● **Direction**
Below is a listing to write out in full, exactly as given, without its pictures.

[begin Data]

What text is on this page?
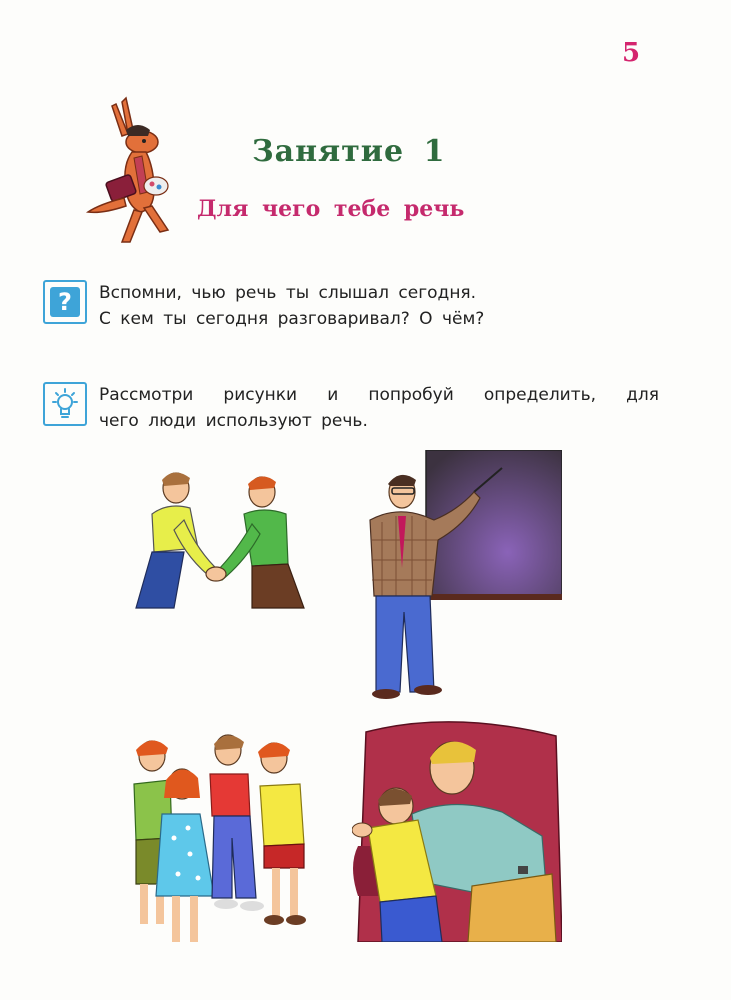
5
Занятие 1
Для чего тебе речь
?	Вспомни, чью речь ты слышал сегодня.
С кем ты сегодня разговаривал? О чём?
Рассмотри рисунки и попробуй определить, для
чего люди используют речь.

[end Data]

● **Solution to this problem**
What text is on this page?
5
Занятие 1
Для чего тебе речь
?	Вспомни, чью речь ты слышал сегодня.
С кем ты сегодня разговаривал? О чём?
Рассмотри рисунки и попробуй определить, для
чего люди используют речь.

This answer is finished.